::: MATERIAL FOR THE TASK :::
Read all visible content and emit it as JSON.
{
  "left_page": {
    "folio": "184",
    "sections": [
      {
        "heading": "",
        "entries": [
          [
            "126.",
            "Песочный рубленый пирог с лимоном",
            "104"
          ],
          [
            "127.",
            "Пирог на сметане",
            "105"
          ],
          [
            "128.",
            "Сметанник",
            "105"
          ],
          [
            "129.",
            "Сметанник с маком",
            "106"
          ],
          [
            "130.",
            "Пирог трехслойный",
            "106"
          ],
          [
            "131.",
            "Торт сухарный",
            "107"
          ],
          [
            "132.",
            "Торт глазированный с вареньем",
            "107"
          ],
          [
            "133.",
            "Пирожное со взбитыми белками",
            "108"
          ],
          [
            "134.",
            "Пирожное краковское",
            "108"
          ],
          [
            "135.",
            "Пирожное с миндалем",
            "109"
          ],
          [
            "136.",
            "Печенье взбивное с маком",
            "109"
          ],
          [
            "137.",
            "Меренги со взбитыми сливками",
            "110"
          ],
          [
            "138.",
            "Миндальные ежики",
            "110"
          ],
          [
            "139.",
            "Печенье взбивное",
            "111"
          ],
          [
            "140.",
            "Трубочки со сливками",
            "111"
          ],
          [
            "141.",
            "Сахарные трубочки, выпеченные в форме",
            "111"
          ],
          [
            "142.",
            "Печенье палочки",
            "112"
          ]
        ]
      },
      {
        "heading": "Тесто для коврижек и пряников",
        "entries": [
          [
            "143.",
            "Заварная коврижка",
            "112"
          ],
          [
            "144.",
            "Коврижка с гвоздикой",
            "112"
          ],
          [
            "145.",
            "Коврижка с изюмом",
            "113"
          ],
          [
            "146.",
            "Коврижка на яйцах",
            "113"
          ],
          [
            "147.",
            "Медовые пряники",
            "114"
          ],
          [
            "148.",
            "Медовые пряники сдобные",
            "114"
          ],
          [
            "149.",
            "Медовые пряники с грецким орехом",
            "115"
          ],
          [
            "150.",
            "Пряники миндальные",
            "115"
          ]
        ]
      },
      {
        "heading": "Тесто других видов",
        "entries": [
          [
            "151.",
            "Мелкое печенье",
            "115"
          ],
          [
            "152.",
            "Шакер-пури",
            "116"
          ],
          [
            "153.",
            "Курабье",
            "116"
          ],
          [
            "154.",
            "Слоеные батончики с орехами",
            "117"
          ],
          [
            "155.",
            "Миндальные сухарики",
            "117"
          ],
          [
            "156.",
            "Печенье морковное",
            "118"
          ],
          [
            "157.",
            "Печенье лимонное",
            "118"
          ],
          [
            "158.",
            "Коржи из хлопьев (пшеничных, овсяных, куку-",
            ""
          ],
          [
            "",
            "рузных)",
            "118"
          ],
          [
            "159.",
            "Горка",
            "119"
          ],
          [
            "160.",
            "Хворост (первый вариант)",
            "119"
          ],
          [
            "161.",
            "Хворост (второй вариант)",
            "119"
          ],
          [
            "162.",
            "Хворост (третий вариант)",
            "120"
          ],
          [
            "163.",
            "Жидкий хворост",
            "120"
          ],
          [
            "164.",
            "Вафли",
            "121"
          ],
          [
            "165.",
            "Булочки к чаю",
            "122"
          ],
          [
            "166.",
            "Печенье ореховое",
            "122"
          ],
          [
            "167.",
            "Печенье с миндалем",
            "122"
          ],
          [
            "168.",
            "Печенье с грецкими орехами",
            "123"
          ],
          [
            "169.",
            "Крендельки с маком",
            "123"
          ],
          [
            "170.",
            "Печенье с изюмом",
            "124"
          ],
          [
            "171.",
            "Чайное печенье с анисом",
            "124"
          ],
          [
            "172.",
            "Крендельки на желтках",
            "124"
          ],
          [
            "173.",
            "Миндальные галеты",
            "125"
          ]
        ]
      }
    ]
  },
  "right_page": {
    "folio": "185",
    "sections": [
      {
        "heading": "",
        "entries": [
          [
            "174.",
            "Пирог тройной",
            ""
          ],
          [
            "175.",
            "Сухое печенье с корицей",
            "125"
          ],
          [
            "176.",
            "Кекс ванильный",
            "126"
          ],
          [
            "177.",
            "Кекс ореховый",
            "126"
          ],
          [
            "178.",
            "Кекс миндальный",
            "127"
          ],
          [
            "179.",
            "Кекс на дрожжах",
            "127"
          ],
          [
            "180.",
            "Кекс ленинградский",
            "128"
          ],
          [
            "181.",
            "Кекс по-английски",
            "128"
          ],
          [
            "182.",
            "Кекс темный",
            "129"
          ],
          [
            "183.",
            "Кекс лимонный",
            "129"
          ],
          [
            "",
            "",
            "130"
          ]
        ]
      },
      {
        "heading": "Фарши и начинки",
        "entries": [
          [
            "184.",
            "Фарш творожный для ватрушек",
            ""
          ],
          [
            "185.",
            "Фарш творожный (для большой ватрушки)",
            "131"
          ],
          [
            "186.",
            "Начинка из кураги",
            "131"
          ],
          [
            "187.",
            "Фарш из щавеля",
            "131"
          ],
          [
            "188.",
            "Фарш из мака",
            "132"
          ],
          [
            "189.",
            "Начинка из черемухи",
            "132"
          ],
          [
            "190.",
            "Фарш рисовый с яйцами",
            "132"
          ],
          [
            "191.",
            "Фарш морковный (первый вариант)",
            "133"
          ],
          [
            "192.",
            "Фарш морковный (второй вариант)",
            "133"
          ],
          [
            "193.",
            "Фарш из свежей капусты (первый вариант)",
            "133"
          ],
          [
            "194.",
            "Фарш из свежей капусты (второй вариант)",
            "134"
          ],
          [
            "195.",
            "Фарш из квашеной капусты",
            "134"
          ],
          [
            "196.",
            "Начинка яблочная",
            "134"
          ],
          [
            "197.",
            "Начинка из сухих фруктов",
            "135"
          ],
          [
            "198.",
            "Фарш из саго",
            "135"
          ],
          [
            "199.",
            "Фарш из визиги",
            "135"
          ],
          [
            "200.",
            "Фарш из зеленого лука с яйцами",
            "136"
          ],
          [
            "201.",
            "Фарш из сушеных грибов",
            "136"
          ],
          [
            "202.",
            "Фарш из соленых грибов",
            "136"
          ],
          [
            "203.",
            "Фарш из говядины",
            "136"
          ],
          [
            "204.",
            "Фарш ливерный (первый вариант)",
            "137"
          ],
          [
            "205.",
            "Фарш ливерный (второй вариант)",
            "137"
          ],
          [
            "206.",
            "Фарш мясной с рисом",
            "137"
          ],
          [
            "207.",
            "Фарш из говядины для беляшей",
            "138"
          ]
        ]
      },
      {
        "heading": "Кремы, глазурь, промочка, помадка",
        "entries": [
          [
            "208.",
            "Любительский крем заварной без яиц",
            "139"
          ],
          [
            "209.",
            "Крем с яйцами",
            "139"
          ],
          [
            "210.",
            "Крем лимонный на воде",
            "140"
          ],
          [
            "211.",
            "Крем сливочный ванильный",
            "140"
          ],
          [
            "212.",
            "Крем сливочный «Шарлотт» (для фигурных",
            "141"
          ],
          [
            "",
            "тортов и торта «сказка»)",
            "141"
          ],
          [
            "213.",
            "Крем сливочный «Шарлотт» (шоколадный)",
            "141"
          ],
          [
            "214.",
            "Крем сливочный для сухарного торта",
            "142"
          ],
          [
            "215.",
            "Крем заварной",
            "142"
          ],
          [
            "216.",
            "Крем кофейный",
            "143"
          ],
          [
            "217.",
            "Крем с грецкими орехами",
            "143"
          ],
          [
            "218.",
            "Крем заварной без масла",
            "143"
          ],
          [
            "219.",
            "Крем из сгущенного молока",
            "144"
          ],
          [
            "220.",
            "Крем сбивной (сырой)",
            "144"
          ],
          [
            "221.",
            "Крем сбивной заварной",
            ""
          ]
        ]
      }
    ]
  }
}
:::
→ **GIVEN INSTRUCTION**:
In the entries above, find each line with the word "Начинка" and show it.

→ **SOLVED PROBLEM**:
            "Начинка из кураги",
            "Начинка из черемухи",
            "Начинка яблочная",
            "Начинка из сухих фруктов",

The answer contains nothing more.